Data entries for graphics
____

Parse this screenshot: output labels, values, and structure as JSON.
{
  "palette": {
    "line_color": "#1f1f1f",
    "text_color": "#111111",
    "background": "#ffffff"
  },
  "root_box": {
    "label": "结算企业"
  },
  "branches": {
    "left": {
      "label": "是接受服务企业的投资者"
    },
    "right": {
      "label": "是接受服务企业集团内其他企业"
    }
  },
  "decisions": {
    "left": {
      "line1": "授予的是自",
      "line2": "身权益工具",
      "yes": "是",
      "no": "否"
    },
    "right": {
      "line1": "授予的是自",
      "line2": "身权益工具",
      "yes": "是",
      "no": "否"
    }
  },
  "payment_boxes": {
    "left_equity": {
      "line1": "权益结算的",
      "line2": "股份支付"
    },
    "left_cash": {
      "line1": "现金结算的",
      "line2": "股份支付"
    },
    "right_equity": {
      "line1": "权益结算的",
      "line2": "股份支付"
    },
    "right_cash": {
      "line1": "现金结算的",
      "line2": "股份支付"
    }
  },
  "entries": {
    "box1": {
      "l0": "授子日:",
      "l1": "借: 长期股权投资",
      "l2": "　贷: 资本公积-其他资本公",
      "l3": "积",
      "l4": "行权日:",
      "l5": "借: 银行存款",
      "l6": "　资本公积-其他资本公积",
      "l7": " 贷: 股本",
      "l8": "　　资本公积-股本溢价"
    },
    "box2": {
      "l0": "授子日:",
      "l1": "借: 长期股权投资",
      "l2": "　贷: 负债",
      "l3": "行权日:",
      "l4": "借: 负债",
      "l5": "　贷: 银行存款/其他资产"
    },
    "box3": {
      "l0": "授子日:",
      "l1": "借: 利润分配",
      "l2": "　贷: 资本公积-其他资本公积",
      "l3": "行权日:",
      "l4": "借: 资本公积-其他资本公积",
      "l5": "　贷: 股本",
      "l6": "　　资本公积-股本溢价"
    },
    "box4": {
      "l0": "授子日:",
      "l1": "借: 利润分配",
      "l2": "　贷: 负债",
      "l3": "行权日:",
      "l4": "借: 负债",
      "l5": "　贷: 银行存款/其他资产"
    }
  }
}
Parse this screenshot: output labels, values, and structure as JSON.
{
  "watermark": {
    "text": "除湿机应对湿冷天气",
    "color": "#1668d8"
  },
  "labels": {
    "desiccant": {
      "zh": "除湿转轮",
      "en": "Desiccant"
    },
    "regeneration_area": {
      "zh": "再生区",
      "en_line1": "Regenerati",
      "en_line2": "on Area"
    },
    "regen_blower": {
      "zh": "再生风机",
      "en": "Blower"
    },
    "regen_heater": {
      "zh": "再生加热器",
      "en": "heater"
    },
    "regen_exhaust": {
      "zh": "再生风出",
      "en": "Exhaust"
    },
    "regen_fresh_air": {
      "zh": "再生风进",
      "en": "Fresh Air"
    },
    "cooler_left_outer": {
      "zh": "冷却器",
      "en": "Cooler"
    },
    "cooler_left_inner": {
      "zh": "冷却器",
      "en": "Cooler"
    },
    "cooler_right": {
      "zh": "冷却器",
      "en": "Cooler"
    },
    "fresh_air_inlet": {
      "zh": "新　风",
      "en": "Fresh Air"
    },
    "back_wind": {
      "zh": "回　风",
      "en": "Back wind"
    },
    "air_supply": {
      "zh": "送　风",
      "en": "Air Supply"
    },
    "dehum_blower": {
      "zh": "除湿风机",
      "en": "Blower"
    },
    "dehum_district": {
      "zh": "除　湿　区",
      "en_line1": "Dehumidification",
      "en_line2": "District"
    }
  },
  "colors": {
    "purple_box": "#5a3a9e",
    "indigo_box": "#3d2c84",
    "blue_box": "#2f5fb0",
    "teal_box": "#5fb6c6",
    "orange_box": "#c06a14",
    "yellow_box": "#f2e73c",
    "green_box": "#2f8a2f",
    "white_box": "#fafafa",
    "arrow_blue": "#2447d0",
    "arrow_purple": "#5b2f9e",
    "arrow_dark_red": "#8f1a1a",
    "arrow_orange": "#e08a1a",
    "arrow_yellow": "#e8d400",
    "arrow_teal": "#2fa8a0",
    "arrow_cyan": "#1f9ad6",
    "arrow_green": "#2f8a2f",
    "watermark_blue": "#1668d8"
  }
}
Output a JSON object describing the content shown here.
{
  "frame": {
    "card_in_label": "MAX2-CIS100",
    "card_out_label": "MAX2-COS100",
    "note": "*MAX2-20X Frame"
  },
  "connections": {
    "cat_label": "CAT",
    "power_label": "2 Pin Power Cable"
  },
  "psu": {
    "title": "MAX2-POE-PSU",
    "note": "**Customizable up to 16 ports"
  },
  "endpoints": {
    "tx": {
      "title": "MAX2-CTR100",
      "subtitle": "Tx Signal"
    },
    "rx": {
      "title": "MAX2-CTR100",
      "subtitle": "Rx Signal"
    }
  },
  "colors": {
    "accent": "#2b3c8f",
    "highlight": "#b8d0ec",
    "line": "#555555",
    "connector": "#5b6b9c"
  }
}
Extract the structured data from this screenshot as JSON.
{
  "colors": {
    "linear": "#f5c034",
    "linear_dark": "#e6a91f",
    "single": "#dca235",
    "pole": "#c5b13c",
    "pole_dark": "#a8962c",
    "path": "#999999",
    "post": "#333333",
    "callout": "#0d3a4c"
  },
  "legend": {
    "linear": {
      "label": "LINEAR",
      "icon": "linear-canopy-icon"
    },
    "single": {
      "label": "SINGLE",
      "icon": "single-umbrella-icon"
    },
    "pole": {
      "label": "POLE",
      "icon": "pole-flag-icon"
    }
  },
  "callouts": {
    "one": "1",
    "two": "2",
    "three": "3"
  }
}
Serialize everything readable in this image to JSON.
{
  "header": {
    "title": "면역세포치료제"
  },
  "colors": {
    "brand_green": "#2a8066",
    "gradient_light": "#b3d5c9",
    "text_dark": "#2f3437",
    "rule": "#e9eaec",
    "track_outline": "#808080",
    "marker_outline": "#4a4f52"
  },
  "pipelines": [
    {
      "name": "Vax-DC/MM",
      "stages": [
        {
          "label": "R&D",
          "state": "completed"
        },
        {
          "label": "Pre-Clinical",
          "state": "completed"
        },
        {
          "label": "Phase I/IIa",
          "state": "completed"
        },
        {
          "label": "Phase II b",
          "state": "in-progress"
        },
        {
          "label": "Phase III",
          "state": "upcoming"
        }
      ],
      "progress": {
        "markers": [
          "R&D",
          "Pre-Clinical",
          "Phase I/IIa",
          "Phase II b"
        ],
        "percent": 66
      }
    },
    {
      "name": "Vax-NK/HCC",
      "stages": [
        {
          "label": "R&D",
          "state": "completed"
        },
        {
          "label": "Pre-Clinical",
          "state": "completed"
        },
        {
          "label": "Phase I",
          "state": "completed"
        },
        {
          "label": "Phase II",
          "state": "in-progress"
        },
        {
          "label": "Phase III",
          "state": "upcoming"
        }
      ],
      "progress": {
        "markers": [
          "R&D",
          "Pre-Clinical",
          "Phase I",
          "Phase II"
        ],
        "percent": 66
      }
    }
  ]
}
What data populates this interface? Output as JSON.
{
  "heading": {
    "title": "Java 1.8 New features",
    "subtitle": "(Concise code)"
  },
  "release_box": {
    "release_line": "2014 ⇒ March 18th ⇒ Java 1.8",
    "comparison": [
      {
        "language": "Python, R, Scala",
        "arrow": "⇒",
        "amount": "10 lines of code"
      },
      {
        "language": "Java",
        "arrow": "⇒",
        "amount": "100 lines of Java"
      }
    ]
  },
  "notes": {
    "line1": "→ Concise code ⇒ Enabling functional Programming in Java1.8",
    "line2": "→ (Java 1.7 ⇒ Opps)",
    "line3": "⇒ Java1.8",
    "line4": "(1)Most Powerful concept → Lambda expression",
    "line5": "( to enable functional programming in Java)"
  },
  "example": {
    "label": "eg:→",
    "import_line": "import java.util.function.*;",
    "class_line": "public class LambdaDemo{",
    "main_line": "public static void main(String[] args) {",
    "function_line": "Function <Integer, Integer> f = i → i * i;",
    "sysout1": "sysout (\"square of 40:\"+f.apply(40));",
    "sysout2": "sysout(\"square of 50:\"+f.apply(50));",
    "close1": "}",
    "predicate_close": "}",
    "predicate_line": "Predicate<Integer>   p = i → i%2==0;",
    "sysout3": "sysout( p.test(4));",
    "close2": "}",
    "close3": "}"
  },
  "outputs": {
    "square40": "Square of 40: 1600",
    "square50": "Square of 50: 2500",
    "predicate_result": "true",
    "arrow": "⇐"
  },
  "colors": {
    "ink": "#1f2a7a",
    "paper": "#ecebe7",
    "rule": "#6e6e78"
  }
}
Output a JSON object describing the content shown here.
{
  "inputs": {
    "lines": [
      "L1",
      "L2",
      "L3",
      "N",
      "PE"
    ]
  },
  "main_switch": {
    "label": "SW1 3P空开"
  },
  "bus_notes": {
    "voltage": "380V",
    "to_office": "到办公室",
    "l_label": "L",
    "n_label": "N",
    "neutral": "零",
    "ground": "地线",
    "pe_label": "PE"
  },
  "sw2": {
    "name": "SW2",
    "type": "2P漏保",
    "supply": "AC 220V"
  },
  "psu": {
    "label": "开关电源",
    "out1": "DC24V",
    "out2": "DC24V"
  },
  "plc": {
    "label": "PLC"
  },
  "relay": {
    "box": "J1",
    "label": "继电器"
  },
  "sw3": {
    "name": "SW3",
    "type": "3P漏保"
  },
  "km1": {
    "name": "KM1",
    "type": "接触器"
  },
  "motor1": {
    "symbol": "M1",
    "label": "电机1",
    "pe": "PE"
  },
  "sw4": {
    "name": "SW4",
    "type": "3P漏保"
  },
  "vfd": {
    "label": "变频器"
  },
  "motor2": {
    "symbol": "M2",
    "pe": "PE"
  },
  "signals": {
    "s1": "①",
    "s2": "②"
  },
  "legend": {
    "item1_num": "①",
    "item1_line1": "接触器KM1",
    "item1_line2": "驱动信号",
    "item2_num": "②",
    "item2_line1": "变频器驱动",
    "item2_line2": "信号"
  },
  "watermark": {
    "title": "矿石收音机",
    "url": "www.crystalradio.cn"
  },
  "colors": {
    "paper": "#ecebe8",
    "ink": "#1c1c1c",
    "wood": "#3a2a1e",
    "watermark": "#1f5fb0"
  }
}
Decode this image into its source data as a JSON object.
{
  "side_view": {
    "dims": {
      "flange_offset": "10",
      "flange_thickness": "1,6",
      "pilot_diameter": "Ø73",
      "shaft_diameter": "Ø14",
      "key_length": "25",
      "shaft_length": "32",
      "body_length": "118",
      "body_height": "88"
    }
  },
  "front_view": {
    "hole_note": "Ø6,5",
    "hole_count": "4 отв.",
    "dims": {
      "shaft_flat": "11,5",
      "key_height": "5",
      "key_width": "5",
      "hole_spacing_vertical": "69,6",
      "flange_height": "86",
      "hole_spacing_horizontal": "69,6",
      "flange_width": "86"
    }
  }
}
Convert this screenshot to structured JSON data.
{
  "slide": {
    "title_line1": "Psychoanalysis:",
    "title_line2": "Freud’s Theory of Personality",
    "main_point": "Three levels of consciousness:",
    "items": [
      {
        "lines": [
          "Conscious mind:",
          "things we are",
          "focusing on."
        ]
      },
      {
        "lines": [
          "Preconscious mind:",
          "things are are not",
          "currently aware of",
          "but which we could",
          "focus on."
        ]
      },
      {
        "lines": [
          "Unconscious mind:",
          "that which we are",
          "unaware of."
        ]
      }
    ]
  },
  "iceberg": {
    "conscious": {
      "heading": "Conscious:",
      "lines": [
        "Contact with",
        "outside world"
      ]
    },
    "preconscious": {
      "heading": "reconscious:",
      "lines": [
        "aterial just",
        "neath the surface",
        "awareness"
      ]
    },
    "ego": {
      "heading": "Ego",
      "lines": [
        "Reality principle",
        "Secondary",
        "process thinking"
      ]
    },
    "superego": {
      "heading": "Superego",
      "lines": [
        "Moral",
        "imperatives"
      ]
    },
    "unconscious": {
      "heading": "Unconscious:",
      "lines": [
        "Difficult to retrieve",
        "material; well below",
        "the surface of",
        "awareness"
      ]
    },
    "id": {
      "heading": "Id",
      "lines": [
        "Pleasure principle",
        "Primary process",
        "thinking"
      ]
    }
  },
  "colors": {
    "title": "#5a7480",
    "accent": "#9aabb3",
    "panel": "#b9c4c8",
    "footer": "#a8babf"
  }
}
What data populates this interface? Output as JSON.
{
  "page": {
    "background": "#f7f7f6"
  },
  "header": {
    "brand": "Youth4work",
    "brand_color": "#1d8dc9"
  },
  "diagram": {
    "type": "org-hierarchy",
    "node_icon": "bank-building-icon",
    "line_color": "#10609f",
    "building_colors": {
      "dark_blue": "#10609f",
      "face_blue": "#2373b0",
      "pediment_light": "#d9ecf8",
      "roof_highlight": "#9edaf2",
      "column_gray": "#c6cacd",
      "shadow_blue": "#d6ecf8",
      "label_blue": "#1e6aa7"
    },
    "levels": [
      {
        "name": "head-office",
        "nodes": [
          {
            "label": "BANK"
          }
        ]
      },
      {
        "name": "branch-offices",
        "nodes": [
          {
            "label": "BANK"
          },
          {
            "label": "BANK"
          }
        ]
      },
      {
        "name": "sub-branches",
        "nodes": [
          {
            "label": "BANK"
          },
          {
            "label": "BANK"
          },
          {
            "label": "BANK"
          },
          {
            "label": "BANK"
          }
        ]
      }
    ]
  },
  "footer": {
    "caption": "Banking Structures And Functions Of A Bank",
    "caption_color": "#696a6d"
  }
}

____

Above are the records. Identify each line that contains the word "this".

Parse this screenshot: output labels, values, and structure as JSON.
Parse this screenshot: output labels, values, and structure as JSON.
Extract the structured data from this screenshot as JSON.
Serialize everything readable in this image to JSON.
What data populates this interface? Output as JSON.
Decode this image into its source data as a JSON object.
Convert this screenshot to structured JSON data.
What data populates this interface? Output as JSON.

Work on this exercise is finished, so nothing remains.